┌─ Source material
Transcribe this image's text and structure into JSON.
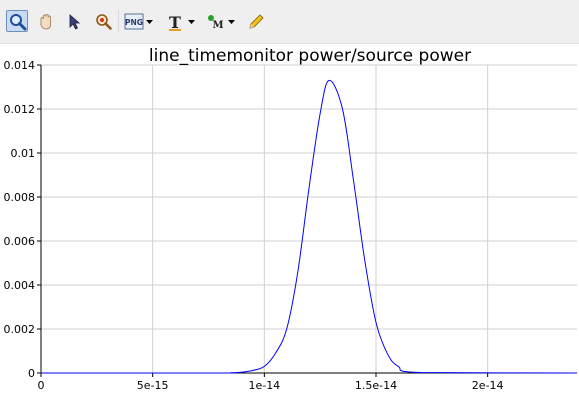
{
  "toolbar": {
    "buttons": [
      {
        "name": "zoom",
        "icon": "magnifier-zoom-icon",
        "active": true
      },
      {
        "name": "pan",
        "icon": "hand-pan-icon"
      },
      {
        "name": "select",
        "icon": "arrow-pointer-icon"
      },
      {
        "name": "data-cursor",
        "icon": "data-cursor-icon"
      },
      {
        "name": "export-png",
        "icon": "png-export-icon",
        "label": "PNG",
        "dropdown": true
      },
      {
        "name": "text",
        "icon": "text-tool-icon",
        "label": "T",
        "dropdown": true
      },
      {
        "name": "marker",
        "icon": "marker-tool-icon",
        "label": "M",
        "dropdown": true
      },
      {
        "name": "draw",
        "icon": "pencil-icon"
      }
    ]
  },
  "chart_data": {
    "type": "line",
    "title": "line_timemonitor power/source power",
    "xlabel": "",
    "ylabel": "",
    "xlim": [
      0,
      2.4e-14
    ],
    "ylim": [
      0,
      0.014
    ],
    "x_ticks": [
      0,
      5e-15,
      1e-14,
      1.5e-14,
      2e-14
    ],
    "x_tick_labels": [
      "0",
      "5e-15",
      "1e-14",
      "1.5e-14",
      "2e-14"
    ],
    "y_ticks": [
      0,
      0.002,
      0.004,
      0.006,
      0.008,
      0.01,
      0.012,
      0.014
    ],
    "y_tick_labels": [
      "0",
      "0.002",
      "0.004",
      "0.006",
      "0.008",
      "0.01",
      "0.012",
      "0.014"
    ],
    "grid": true,
    "series": [
      {
        "color": "#0000ff",
        "x": [
          0,
          8e-15,
          8.5e-15,
          9e-15,
          9.5e-15,
          1e-14,
          1.05e-14,
          1.1e-14,
          1.15e-14,
          1.2e-14,
          1.25e-14,
          1.29e-14,
          1.35e-14,
          1.4e-14,
          1.45e-14,
          1.5e-14,
          1.55e-14,
          1.6e-14,
          1.7e-14,
          2.4e-14
        ],
        "y": [
          0,
          0,
          1e-05,
          4e-05,
          0.00012,
          0.0003,
          0.0009,
          0.002,
          0.0046,
          0.0084,
          0.0118,
          0.0133,
          0.012,
          0.0087,
          0.0051,
          0.0023,
          0.0009,
          0.0003,
          2e-05,
          0
        ]
      }
    ]
  }
}
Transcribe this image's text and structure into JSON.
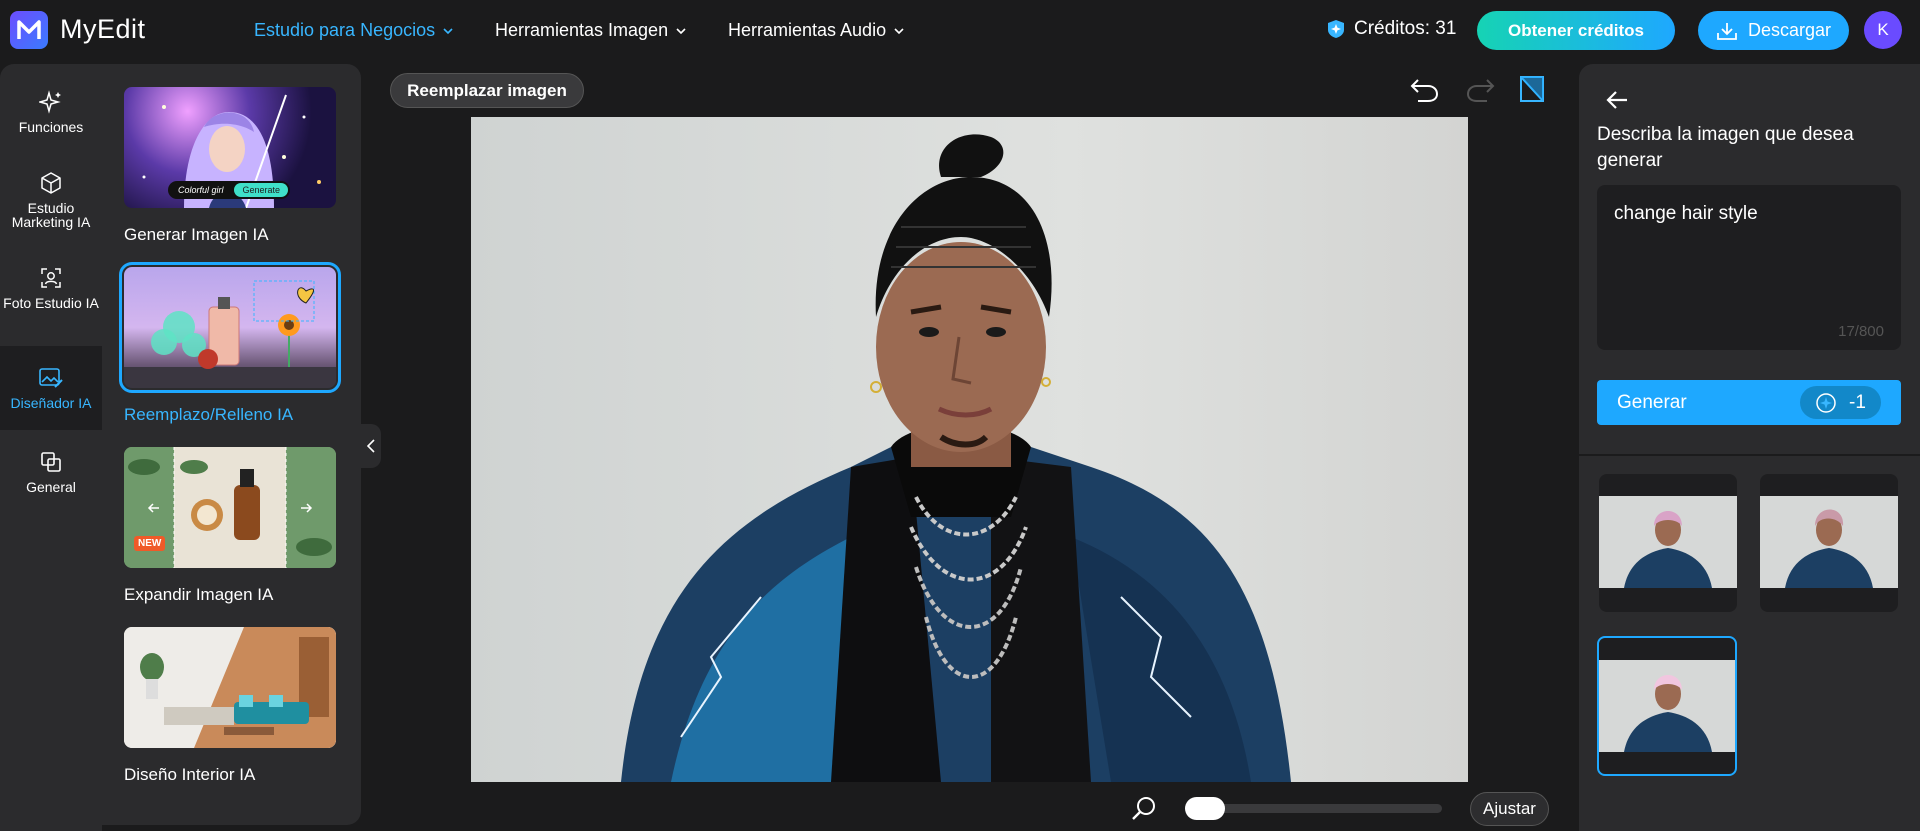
└─
Task directions: Reproduce the listing above exactly, excluding all pictures.

Reply:
Transcribe this image's text and structure into JSON.
{
  "toolbar": {
    "buttons": [
      {
        "name": "zoom",
        "icon": "magnifier-zoom-icon",
        "active": true
      },
      {
        "name": "pan",
        "icon": "hand-pan-icon"
      },
      {
        "name": "select",
        "icon": "arrow-pointer-icon"
      },
      {
        "name": "data-cursor",
        "icon": "data-cursor-icon"
      },
      {
        "name": "export-png",
        "icon": "png-export-icon",
        "label": "PNG",
        "dropdown": true
      },
      {
        "name": "text",
        "icon": "text-tool-icon",
        "label": "T",
        "dropdown": true
      },
      {
        "name": "marker",
        "icon": "marker-tool-icon",
        "label": "M",
        "dropdown": true
      },
      {
        "name": "draw",
        "icon": "pencil-icon"
      }
    ]
  },
  "chart_data": {
    "type": "line",
    "title": "line_timemonitor power/source power",
    "xlabel": "",
    "ylabel": "",
    "xlim": [
      0,
      2.4e-14
    ],
    "ylim": [
      0,
      0.014
    ],
    "x_ticks": [
      0,
      5e-15,
      1e-14,
      1.5e-14,
      2e-14
    ],
    "x_tick_labels": [
      "0",
      "5e-15",
      "1e-14",
      "1.5e-14",
      "2e-14"
    ],
    "y_ticks": [
      0,
      0.002,
      0.004,
      0.006,
      0.008,
      0.01,
      0.012,
      0.014
    ],
    "y_tick_labels": [
      "0",
      "0.002",
      "0.004",
      "0.006",
      "0.008",
      "0.01",
      "0.012",
      "0.014"
    ],
    "grid": true,
    "series": [
      {
        "color": "#0000ff",
        "x": [
          0,
          8e-15,
          8.5e-15,
          9e-15,
          9.5e-15,
          1e-14,
          1.05e-14,
          1.1e-14,
          1.15e-14,
          1.2e-14,
          1.25e-14,
          1.29e-14,
          1.35e-14,
          1.4e-14,
          1.45e-14,
          1.5e-14,
          1.55e-14,
          1.6e-14,
          1.7e-14,
          2.4e-14
        ],
        "y": [
          0,
          0,
          1e-05,
          4e-05,
          0.00012,
          0.0003,
          0.0009,
          0.002,
          0.0046,
          0.0084,
          0.0118,
          0.0133,
          0.012,
          0.0087,
          0.0051,
          0.0023,
          0.0009,
          0.0003,
          2e-05,
          0
        ]
      }
    ]
  }
}
Transcribe this image's text and structure into JSON.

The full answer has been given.